Review the material line by line. Identify and copy every line that contains the string "either".
━━━ RECORDS FOR THIS TASK ━━━
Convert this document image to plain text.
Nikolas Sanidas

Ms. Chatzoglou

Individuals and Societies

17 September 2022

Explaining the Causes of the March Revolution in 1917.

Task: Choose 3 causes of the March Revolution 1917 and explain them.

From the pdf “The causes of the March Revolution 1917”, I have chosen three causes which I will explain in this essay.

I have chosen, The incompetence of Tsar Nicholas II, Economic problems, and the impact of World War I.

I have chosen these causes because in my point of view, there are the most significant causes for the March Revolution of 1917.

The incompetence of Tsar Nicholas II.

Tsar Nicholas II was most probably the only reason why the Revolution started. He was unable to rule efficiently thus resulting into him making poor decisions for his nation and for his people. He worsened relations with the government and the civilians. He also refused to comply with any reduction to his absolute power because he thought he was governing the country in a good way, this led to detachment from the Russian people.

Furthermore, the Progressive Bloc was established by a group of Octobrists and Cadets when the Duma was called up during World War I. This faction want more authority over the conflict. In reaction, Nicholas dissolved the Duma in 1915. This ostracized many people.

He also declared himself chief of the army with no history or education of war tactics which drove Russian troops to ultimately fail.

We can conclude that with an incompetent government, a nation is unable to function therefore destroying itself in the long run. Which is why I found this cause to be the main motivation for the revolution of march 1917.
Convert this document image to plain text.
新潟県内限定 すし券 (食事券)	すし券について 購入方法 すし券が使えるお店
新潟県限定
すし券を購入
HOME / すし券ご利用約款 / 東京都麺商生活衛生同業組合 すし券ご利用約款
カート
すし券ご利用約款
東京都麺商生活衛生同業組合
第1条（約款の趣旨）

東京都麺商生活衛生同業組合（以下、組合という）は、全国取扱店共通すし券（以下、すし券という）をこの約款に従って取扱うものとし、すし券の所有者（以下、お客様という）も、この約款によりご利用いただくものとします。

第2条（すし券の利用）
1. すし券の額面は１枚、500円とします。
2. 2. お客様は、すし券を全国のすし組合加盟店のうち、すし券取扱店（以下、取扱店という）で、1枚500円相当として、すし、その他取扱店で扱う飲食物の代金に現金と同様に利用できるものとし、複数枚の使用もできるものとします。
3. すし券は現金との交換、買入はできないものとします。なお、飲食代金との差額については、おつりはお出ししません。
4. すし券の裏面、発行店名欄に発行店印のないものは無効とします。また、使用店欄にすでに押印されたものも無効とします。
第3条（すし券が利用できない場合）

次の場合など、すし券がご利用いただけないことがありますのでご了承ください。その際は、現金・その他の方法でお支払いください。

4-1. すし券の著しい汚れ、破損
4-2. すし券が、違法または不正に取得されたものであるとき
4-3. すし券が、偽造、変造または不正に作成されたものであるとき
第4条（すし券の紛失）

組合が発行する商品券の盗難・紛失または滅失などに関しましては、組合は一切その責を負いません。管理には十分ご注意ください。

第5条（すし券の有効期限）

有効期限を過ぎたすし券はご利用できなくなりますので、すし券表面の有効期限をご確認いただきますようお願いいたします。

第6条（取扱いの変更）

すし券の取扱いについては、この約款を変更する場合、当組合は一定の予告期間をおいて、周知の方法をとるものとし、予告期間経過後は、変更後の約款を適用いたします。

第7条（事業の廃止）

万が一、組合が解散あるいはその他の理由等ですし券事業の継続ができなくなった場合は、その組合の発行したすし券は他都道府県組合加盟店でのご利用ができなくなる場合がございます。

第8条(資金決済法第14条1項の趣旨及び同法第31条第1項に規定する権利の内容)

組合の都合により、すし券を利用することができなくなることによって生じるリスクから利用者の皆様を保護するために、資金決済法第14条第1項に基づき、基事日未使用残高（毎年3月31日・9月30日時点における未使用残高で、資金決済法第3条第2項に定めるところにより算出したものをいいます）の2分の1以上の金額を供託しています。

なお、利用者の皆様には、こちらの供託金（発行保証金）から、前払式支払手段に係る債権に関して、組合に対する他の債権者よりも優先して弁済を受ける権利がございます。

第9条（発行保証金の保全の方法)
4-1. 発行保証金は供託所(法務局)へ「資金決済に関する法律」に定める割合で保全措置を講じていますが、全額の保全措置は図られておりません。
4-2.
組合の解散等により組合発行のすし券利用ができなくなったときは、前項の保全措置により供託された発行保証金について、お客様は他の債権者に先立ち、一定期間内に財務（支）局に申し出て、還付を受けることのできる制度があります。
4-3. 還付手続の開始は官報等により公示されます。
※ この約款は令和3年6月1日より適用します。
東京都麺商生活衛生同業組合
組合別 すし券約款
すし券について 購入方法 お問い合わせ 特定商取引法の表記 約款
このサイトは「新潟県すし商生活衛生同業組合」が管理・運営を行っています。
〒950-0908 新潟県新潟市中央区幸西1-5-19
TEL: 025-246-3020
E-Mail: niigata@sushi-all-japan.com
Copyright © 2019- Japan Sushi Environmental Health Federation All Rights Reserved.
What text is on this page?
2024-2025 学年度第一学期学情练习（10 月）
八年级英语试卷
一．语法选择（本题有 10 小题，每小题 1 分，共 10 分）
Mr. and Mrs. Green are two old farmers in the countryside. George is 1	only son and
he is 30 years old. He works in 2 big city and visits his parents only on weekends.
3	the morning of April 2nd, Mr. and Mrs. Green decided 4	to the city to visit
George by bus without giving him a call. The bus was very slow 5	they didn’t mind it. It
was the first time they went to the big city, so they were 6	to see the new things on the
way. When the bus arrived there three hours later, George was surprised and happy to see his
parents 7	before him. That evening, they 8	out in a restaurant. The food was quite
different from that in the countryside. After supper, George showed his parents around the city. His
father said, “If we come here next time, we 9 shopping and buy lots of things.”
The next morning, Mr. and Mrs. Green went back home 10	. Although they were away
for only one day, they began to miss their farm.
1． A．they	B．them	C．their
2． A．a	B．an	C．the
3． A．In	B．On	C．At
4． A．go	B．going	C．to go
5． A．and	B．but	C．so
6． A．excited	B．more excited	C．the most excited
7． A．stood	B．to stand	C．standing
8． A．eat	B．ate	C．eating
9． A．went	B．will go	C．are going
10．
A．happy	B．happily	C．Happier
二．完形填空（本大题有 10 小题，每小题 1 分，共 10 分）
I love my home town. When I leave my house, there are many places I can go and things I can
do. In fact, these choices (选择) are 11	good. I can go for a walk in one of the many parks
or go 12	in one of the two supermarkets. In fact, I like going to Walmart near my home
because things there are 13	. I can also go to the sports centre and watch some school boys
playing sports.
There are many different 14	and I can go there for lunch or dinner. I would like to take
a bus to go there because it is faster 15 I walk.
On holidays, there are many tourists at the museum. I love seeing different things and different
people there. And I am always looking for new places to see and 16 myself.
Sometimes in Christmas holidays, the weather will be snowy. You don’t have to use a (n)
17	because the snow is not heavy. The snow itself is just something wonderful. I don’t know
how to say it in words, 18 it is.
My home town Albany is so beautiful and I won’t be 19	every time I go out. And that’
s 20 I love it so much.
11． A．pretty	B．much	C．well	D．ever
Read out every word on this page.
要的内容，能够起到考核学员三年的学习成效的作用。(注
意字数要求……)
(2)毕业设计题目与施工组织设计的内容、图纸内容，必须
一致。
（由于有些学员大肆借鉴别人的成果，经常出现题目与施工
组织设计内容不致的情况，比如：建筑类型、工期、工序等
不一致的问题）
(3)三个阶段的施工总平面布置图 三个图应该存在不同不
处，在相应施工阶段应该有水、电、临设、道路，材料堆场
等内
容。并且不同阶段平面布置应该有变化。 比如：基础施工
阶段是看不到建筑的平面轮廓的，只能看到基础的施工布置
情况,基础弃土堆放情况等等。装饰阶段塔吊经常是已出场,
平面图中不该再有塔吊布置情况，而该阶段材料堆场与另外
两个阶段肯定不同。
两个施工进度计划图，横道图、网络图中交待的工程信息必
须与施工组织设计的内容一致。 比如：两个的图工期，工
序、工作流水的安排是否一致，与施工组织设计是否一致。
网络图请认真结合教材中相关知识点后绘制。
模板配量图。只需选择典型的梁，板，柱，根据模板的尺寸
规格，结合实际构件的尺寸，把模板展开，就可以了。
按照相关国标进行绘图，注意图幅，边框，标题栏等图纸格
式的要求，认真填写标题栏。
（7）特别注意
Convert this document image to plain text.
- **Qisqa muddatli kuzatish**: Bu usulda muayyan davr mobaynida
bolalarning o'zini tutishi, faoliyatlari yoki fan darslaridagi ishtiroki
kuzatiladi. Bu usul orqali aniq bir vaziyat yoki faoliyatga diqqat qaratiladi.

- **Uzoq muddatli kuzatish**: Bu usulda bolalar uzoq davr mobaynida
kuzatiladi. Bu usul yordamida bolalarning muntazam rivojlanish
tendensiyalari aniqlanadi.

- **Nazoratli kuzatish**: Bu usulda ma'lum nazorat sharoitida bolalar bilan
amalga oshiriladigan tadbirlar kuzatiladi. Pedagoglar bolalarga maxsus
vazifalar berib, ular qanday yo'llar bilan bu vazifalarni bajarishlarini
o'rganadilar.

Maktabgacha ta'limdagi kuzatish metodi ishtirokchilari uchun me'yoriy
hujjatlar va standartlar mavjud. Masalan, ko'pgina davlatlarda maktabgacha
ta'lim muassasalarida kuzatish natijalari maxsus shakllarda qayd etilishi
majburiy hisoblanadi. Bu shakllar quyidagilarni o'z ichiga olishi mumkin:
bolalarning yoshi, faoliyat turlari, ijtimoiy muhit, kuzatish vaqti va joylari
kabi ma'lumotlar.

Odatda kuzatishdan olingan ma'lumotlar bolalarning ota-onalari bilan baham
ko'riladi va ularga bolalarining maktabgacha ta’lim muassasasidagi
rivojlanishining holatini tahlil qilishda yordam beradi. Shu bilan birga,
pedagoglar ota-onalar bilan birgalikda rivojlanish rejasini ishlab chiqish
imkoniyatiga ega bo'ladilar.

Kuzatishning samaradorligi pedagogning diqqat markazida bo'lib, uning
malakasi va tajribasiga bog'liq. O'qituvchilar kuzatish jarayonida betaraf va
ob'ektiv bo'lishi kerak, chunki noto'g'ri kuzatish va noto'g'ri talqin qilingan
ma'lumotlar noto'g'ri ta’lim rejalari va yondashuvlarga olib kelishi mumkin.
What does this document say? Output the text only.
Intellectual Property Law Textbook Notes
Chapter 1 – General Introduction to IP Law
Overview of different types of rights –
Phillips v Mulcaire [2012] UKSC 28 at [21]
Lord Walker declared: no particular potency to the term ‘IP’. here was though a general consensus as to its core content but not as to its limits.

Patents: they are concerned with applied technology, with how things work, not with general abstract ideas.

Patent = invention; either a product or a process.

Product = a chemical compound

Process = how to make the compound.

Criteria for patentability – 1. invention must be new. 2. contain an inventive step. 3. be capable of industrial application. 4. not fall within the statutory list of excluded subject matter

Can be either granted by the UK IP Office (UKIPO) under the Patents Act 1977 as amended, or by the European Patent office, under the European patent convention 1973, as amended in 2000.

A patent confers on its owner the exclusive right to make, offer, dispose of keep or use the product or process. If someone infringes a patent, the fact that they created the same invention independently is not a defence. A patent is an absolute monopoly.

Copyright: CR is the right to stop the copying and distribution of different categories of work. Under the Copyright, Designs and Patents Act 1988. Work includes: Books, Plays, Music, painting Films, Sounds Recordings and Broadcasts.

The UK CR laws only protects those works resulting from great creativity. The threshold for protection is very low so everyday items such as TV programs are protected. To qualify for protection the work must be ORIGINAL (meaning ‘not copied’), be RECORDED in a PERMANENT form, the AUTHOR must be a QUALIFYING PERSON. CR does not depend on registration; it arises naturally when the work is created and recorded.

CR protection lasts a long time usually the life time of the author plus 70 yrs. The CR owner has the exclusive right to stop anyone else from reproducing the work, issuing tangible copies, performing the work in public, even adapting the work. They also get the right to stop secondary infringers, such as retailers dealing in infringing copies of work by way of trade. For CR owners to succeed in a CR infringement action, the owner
━━━
• EXPECTED ANSWER
Patent = invention; either a product or a process.
Can be either granted by the UK IP Office (UKIPO) under the Patents Act 1977 as amended, or by the European Patent office, under the European patent convention 1973, as amended in 2000.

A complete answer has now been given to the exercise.